> [Data shown]
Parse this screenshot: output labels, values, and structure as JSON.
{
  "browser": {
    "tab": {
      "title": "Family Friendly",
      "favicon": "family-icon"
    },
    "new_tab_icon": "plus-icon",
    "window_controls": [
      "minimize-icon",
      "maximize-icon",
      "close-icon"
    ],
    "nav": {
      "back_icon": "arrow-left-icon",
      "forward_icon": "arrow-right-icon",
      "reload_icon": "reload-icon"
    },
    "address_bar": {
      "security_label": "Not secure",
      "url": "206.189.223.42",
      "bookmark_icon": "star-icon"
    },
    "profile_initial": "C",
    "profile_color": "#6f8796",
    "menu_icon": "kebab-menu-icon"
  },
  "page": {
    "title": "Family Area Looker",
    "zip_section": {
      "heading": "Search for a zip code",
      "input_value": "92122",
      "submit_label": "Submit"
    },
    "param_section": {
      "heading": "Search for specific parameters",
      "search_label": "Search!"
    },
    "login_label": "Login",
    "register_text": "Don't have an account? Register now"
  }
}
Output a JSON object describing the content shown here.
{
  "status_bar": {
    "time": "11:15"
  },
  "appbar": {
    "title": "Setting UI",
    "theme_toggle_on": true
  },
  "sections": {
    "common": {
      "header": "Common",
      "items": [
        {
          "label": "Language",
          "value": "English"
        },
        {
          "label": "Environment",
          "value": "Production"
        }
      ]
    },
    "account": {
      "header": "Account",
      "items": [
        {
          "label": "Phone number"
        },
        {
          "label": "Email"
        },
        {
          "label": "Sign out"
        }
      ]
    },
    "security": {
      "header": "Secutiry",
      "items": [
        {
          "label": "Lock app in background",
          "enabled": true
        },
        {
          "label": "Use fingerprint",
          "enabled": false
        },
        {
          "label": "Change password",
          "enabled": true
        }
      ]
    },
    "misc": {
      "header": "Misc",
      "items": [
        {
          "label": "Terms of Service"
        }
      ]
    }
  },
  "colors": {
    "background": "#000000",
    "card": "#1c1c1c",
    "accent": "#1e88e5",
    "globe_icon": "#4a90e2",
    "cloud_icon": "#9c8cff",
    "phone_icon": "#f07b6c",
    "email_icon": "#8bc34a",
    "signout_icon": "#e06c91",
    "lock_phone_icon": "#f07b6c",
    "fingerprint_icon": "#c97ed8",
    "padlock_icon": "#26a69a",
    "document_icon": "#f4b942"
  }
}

> [Given task] Copy down the material exactly as written.

> [Correct result]
Parse this screenshot: output labels, values, and structure as JSON.
{
  "browser": {
    "tab": {
      "title": "Family Friendly",
      "favicon": "family-icon"
    },
    "new_tab_icon": "plus-icon",
    "window_controls": [
      "minimize-icon",
      "maximize-icon",
      "close-icon"
    ],
    "nav": {
      "back_icon": "arrow-left-icon",
      "forward_icon": "arrow-right-icon",
      "reload_icon": "reload-icon"
    },
    "address_bar": {
      "security_label": "Not secure",
      "url": "206.189.223.42",
      "bookmark_icon": "star-icon"
    },
    "profile_initial": "C",
    "profile_color": "#6f8796",
    "menu_icon": "kebab-menu-icon"
  },
  "page": {
    "title": "Family Area Looker",
    "zip_section": {
      "heading": "Search for a zip code",
      "input_value": "92122",
      "submit_label": "Submit"
    },
    "param_section": {
      "heading": "Search for specific parameters",
      "search_label": "Search!"
    },
    "login_label": "Login",
    "register_text": "Don't have an account? Register now"
  }
}
Output a JSON object describing the content shown here.
{
  "status_bar": {
    "time": "11:15"
  },
  "appbar": {
    "title": "Setting UI",
    "theme_toggle_on": true
  },
  "sections": {
    "common": {
      "header": "Common",
      "items": [
        {
          "label": "Language",
          "value": "English"
        },
        {
          "label": "Environment",
          "value": "Production"
        }
      ]
    },
    "account": {
      "header": "Account",
      "items": [
        {
          "label": "Phone number"
        },
        {
          "label": "Email"
        },
        {
          "label": "Sign out"
        }
      ]
    },
    "security": {
      "header": "Secutiry",
      "items": [
        {
          "label": "Lock app in background",
          "enabled": true
        },
        {
          "label": "Use fingerprint",
          "enabled": false
        },
        {
          "label": "Change password",
          "enabled": true
        }
      ]
    },
    "misc": {
      "header": "Misc",
      "items": [
        {
          "label": "Terms of Service"
        }
      ]
    }
  },
  "colors": {
    "background": "#000000",
    "card": "#1c1c1c",
    "accent": "#1e88e5",
    "globe_icon": "#4a90e2",
    "cloud_icon": "#9c8cff",
    "phone_icon": "#f07b6c",
    "email_icon": "#8bc34a",
    "signout_icon": "#e06c91",
    "lock_phone_icon": "#f07b6c",
    "fingerprint_icon": "#c97ed8",
    "padlock_icon": "#26a69a",
    "document_icon": "#f4b942"
  }
}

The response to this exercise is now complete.